Repeat each entry as written, dropping any picture you find.
======== Stored records ========
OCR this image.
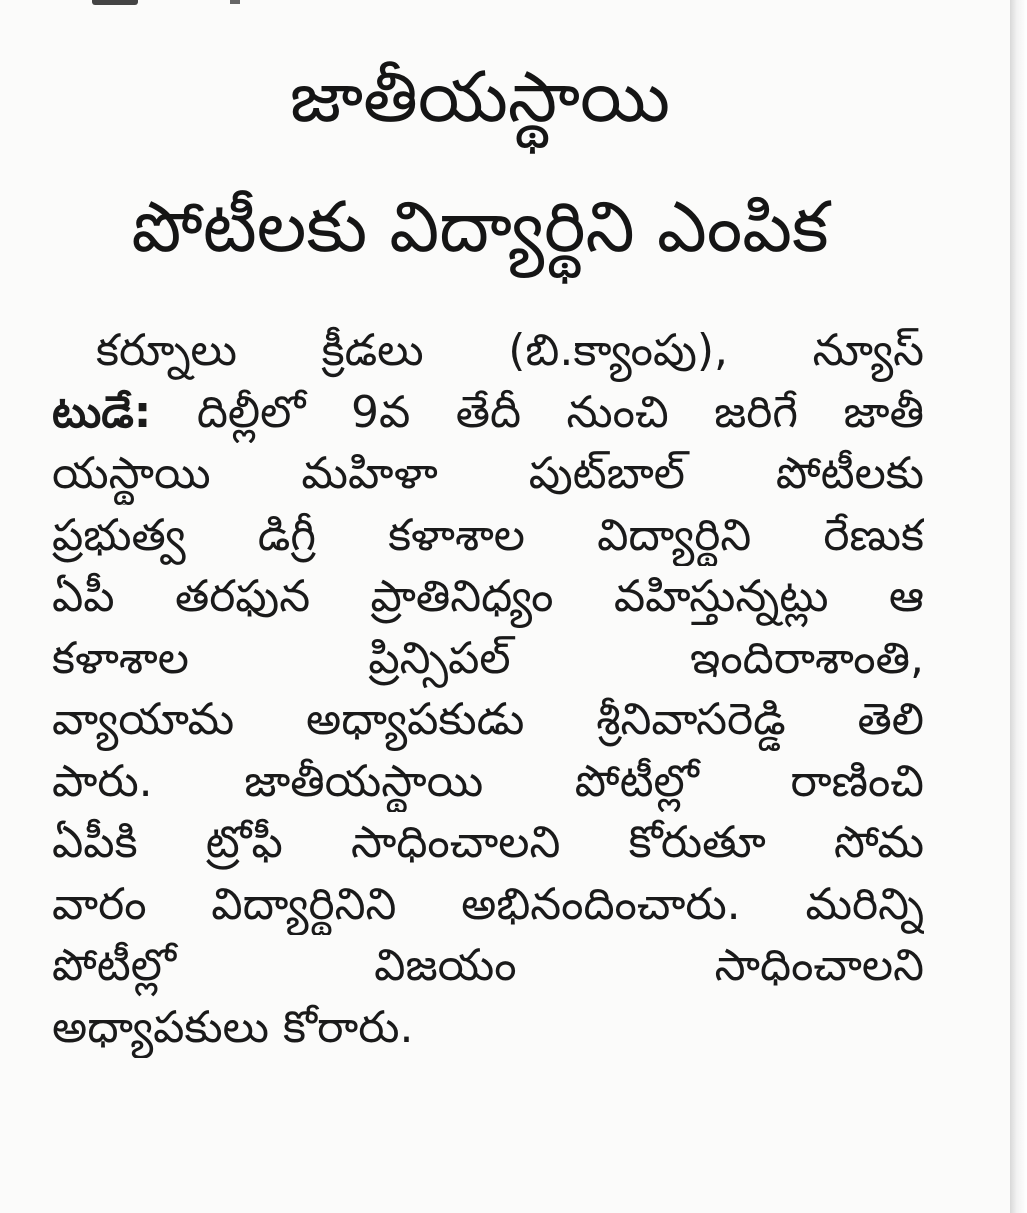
జాతీయస్థాయి
పోటీలకు విద్యార్థిని ఎంపిక
కర్నూలు క్రీడలు (బి.క్యాంపు), న్యూస్
టుడే: దిల్లీలో 9వ తేదీ నుంచి జరిగే జాతీ
యస్థాయి మహిళా పుట్‌బాల్ పోటీలకు
ప్రభుత్వ డిగ్రీ కళాశాల విద్యార్థిని రేణుక
ఏపీ తరఫున ప్రాతినిధ్యం వహిస్తున్నట్లు ఆ
కళాశాల ప్రిన్సిపల్ ఇందిరాశాంతి,
వ్యాయామ అధ్యాపకుడు శ్రీనివాసరెడ్డి తెలి
పారు. జాతీయస్థాయి పోటీల్లో రాణించి
ఏపీకి ట్రోఫీ సాధించాలని కోరుతూ సోమ
వారం విద్యార్థినిని అభినందించారు. మరిన్ని
పోటీల్లో విజయం సాధించాలని
అధ్యాపకులు కోరారు.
========
• _Exercise output_:
OCR this image.
జాతీయస్థాయి
పోటీలకు విద్యార్థిని ఎంపిక
కర్నూలు క్రీడలు (బి.క్యాంపు), న్యూస్
టుడే: దిల్లీలో 9వ తేదీ నుంచి జరిగే జాతీ
యస్థాయి మహిళా పుట్‌బాల్ పోటీలకు
ప్రభుత్వ డిగ్రీ కళాశాల విద్యార్థిని రేణుక
ఏపీ తరఫున ప్రాతినిధ్యం వహిస్తున్నట్లు ఆ
కళాశాల ప్రిన్సిపల్ ఇందిరాశాంతి,
వ్యాయామ అధ్యాపకుడు శ్రీనివాసరెడ్డి తెలి
పారు. జాతీయస్థాయి పోటీల్లో రాణించి
ఏపీకి ట్రోఫీ సాధించాలని కోరుతూ సోమ
వారం విద్యార్థినిని అభినందించారు. మరిన్ని
పోటీల్లో విజయం సాధించాలని
అధ్యాపకులు కోరారు.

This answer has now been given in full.